What needs to be done:
Copy out all the records exactly.

┌─ Extracted records

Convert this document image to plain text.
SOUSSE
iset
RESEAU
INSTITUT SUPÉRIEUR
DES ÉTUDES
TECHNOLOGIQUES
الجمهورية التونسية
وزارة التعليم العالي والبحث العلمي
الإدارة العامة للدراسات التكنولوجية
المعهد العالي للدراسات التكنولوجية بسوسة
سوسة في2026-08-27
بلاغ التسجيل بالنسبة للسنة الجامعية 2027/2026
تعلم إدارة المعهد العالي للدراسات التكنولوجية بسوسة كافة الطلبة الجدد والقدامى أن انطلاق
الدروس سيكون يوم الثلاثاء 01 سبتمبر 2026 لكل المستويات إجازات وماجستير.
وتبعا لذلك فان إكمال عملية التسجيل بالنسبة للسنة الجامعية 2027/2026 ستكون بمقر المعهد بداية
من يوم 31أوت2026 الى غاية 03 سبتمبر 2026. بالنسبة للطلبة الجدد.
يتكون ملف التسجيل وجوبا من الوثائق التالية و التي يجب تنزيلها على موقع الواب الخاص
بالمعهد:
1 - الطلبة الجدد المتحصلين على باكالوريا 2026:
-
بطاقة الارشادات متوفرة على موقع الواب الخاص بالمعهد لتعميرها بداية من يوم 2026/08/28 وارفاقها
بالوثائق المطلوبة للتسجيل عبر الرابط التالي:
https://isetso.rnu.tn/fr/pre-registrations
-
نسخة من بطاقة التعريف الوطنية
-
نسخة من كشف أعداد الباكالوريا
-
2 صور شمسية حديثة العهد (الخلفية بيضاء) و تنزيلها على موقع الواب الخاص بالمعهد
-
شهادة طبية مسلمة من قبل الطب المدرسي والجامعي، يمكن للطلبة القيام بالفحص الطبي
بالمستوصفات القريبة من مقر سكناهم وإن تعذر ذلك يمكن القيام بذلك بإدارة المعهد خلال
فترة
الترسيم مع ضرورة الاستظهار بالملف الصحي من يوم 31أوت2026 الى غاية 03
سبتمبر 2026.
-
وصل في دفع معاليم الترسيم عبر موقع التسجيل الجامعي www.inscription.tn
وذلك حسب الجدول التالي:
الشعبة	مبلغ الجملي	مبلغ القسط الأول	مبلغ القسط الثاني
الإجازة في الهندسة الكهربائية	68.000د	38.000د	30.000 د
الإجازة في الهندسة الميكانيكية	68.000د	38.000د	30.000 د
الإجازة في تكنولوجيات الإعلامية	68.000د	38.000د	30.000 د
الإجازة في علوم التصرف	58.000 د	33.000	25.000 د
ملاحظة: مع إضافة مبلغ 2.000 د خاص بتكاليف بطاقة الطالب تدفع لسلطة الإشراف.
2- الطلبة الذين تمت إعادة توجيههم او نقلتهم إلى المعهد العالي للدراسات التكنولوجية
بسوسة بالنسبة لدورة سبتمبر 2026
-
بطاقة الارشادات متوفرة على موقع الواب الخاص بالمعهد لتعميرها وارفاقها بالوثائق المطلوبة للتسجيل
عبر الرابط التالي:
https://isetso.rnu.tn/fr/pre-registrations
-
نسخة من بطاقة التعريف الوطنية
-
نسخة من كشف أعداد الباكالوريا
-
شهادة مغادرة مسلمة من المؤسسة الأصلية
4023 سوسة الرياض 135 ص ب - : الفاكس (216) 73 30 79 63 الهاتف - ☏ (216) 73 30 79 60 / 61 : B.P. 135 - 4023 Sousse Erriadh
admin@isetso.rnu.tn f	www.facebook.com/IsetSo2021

└─

Response to the exercise:
Convert this document image to plain text.
SOUSSE
iset
RESEAU
INSTITUT SUPÉRIEUR
DES ÉTUDES
TECHNOLOGIQUES
الجمهورية التونسية
وزارة التعليم العالي والبحث العلمي
الإدارة العامة للدراسات التكنولوجية
المعهد العالي للدراسات التكنولوجية بسوسة
سوسة في2026-08-27
بلاغ التسجيل بالنسبة للسنة الجامعية 2027/2026
تعلم إدارة المعهد العالي للدراسات التكنولوجية بسوسة كافة الطلبة الجدد والقدامى أن انطلاق
الدروس سيكون يوم الثلاثاء 01 سبتمبر 2026 لكل المستويات إجازات وماجستير.
وتبعا لذلك فان إكمال عملية التسجيل بالنسبة للسنة الجامعية 2027/2026 ستكون بمقر المعهد بداية
من يوم 31أوت2026 الى غاية 03 سبتمبر 2026. بالنسبة للطلبة الجدد.
يتكون ملف التسجيل وجوبا من الوثائق التالية و التي يجب تنزيلها على موقع الواب الخاص
بالمعهد:
1 - الطلبة الجدد المتحصلين على باكالوريا 2026:
-
بطاقة الارشادات متوفرة على موقع الواب الخاص بالمعهد لتعميرها بداية من يوم 2026/08/28 وارفاقها
بالوثائق المطلوبة للتسجيل عبر الرابط التالي:
https://isetso.rnu.tn/fr/pre-registrations
-
نسخة من بطاقة التعريف الوطنية
-
نسخة من كشف أعداد الباكالوريا
-
2 صور شمسية حديثة العهد (الخلفية بيضاء) و تنزيلها على موقع الواب الخاص بالمعهد
-
شهادة طبية مسلمة من قبل الطب المدرسي والجامعي، يمكن للطلبة القيام بالفحص الطبي
بالمستوصفات القريبة من مقر سكناهم وإن تعذر ذلك يمكن القيام بذلك بإدارة المعهد خلال
فترة
الترسيم مع ضرورة الاستظهار بالملف الصحي من يوم 31أوت2026 الى غاية 03
سبتمبر 2026.
-
وصل في دفع معاليم الترسيم عبر موقع التسجيل الجامعي www.inscription.tn
وذلك حسب الجدول التالي:
الشعبة	مبلغ الجملي	مبلغ القسط الأول	مبلغ القسط الثاني
الإجازة في الهندسة الكهربائية	68.000د	38.000د	30.000 د
الإجازة في الهندسة الميكانيكية	68.000د	38.000د	30.000 د
الإجازة في تكنولوجيات الإعلامية	68.000د	38.000د	30.000 د
الإجازة في علوم التصرف	58.000 د	33.000	25.000 د
ملاحظة: مع إضافة مبلغ 2.000 د خاص بتكاليف بطاقة الطالب تدفع لسلطة الإشراف.
2- الطلبة الذين تمت إعادة توجيههم او نقلتهم إلى المعهد العالي للدراسات التكنولوجية
بسوسة بالنسبة لدورة سبتمبر 2026
-
بطاقة الارشادات متوفرة على موقع الواب الخاص بالمعهد لتعميرها وارفاقها بالوثائق المطلوبة للتسجيل
عبر الرابط التالي:
https://isetso.rnu.tn/fr/pre-registrations
-
نسخة من بطاقة التعريف الوطنية
-
نسخة من كشف أعداد الباكالوريا
-
شهادة مغادرة مسلمة من المؤسسة الأصلية
4023 سوسة الرياض 135 ص ب - : الفاكس (216) 73 30 79 63 الهاتف - ☏ (216) 73 30 79 60 / 61 : B.P. 135 - 4023 Sousse Erriadh
admin@isetso.rnu.tn f	www.facebook.com/IsetSo2021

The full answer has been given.